Write out the whole listing, matching it exactly.

Exercise data:

──────────

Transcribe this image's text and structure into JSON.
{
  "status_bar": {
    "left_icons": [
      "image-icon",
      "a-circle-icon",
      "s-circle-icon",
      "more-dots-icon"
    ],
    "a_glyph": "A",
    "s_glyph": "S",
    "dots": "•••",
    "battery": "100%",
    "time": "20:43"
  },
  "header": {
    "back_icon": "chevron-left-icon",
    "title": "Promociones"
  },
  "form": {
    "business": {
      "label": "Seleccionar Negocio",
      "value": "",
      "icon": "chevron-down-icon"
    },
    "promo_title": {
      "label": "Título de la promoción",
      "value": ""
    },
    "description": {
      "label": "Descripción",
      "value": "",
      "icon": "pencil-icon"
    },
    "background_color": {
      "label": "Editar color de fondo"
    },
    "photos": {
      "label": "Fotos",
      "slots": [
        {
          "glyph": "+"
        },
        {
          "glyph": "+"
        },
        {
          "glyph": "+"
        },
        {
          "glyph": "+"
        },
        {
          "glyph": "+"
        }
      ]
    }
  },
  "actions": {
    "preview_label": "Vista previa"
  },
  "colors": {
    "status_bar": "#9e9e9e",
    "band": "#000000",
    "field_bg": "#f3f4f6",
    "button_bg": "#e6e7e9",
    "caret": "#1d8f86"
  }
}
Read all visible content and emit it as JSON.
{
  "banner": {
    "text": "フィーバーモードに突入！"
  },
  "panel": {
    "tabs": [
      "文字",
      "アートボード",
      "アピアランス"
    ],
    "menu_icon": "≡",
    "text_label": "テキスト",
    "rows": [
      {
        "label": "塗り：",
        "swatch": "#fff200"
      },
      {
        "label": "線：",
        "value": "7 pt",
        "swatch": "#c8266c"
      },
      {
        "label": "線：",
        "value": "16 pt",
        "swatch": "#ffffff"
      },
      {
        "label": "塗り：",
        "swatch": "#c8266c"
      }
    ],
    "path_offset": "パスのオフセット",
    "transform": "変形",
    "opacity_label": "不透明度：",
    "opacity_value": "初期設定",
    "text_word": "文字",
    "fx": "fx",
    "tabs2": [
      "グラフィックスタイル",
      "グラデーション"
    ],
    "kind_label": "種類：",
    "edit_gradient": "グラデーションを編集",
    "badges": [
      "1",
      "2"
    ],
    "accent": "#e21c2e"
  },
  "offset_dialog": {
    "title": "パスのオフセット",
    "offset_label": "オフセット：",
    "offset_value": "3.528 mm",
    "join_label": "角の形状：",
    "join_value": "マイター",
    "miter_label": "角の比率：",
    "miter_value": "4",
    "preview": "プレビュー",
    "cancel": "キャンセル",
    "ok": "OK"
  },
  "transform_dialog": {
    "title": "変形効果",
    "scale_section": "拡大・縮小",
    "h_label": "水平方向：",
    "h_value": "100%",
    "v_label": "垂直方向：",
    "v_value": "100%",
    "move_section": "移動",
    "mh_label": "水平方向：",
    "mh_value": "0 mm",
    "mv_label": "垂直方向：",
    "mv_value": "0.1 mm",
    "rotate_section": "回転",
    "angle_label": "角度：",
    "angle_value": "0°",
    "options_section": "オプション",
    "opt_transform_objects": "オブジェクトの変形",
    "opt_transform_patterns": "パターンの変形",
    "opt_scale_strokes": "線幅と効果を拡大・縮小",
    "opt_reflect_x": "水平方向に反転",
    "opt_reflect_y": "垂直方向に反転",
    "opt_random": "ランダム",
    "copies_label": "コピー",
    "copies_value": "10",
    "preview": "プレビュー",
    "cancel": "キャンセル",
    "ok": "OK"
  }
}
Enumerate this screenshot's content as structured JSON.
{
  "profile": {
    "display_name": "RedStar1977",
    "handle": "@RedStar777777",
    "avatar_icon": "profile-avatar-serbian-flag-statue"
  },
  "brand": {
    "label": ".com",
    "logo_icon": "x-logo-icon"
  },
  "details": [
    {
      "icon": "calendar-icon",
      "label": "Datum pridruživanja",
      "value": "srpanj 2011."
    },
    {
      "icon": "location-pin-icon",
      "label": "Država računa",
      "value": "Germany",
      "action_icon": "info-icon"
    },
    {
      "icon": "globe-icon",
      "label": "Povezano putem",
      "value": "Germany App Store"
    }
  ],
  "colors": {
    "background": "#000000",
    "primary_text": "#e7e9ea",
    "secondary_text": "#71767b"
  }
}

──────────

Result for this task:
Transcribe this image's text and structure into JSON.
{
  "status_bar": {
    "left_icons": [
      "image-icon",
      "a-circle-icon",
      "s-circle-icon",
      "more-dots-icon"
    ],
    "a_glyph": "A",
    "s_glyph": "S",
    "dots": "•••",
    "battery": "100%",
    "time": "20:43"
  },
  "header": {
    "back_icon": "chevron-left-icon",
    "title": "Promociones"
  },
  "form": {
    "business": {
      "label": "Seleccionar Negocio",
      "value": "",
      "icon": "chevron-down-icon"
    },
    "promo_title": {
      "label": "Título de la promoción",
      "value": ""
    },
    "description": {
      "label": "Descripción",
      "value": "",
      "icon": "pencil-icon"
    },
    "background_color": {
      "label": "Editar color de fondo"
    },
    "photos": {
      "label": "Fotos",
      "slots": [
        {
          "glyph": "+"
        },
        {
          "glyph": "+"
        },
        {
          "glyph": "+"
        },
        {
          "glyph": "+"
        },
        {
          "glyph": "+"
        }
      ]
    }
  },
  "actions": {
    "preview_label": "Vista previa"
  },
  "colors": {
    "status_bar": "#9e9e9e",
    "band": "#000000",
    "field_bg": "#f3f4f6",
    "button_bg": "#e6e7e9",
    "caret": "#1d8f86"
  }
}
Read all visible content and emit it as JSON.
{
  "banner": {
    "text": "フィーバーモードに突入！"
  },
  "panel": {
    "tabs": [
      "文字",
      "アートボード",
      "アピアランス"
    ],
    "menu_icon": "≡",
    "text_label": "テキスト",
    "rows": [
      {
        "label": "塗り：",
        "swatch": "#fff200"
      },
      {
        "label": "線：",
        "value": "7 pt",
        "swatch": "#c8266c"
      },
      {
        "label": "線：",
        "value": "16 pt",
        "swatch": "#ffffff"
      },
      {
        "label": "塗り：",
        "swatch": "#c8266c"
      }
    ],
    "path_offset": "パスのオフセット",
    "transform": "変形",
    "opacity_label": "不透明度：",
    "opacity_value": "初期設定",
    "text_word": "文字",
    "fx": "fx",
    "tabs2": [
      "グラフィックスタイル",
      "グラデーション"
    ],
    "kind_label": "種類：",
    "edit_gradient": "グラデーションを編集",
    "badges": [
      "1",
      "2"
    ],
    "accent": "#e21c2e"
  },
  "offset_dialog": {
    "title": "パスのオフセット",
    "offset_label": "オフセット：",
    "offset_value": "3.528 mm",
    "join_label": "角の形状：",
    "join_value": "マイター",
    "miter_label": "角の比率：",
    "miter_value": "4",
    "preview": "プレビュー",
    "cancel": "キャンセル",
    "ok": "OK"
  },
  "transform_dialog": {
    "title": "変形効果",
    "scale_section": "拡大・縮小",
    "h_label": "水平方向：",
    "h_value": "100%",
    "v_label": "垂直方向：",
    "v_value": "100%",
    "move_section": "移動",
    "mh_label": "水平方向：",
    "mh_value": "0 mm",
    "mv_label": "垂直方向：",
    "mv_value": "0.1 mm",
    "rotate_section": "回転",
    "angle_label": "角度：",
    "angle_value": "0°",
    "options_section": "オプション",
    "opt_transform_objects": "オブジェクトの変形",
    "opt_transform_patterns": "パターンの変形",
    "opt_scale_strokes": "線幅と効果を拡大・縮小",
    "opt_reflect_x": "水平方向に反転",
    "opt_reflect_y": "垂直方向に反転",
    "opt_random": "ランダム",
    "copies_label": "コピー",
    "copies_value": "10",
    "preview": "プレビュー",
    "cancel": "キャンセル",
    "ok": "OK"
  }
}
Enumerate this screenshot's content as structured JSON.
{
  "profile": {
    "display_name": "RedStar1977",
    "handle": "@RedStar777777",
    "avatar_icon": "profile-avatar-serbian-flag-statue"
  },
  "brand": {
    "label": ".com",
    "logo_icon": "x-logo-icon"
  },
  "details": [
    {
      "icon": "calendar-icon",
      "label": "Datum pridruživanja",
      "value": "srpanj 2011."
    },
    {
      "icon": "location-pin-icon",
      "label": "Država računa",
      "value": "Germany",
      "action_icon": "info-icon"
    },
    {
      "icon": "globe-icon",
      "label": "Povezano putem",
      "value": "Germany App Store"
    }
  ],
  "colors": {
    "background": "#000000",
    "primary_text": "#e7e9ea",
    "secondary_text": "#71767b"
  }
}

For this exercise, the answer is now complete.